**Raw records**
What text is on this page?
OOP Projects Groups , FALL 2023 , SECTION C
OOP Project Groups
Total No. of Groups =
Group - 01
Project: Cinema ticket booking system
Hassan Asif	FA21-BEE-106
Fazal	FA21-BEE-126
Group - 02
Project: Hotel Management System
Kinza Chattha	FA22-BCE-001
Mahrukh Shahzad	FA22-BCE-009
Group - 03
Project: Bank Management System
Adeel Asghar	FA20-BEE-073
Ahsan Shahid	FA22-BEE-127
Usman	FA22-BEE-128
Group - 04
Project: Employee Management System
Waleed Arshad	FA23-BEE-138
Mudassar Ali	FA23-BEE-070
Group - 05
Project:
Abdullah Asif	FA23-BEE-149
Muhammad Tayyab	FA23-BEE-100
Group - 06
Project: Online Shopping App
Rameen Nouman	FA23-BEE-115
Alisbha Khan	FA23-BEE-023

**What to work on**
Search the entries for "Groups" and copy out each line that has it.

**Right answer**
OOP Projects Groups , FALL 2023 , SECTION C
OOP Project Groups
Total No. of Groups =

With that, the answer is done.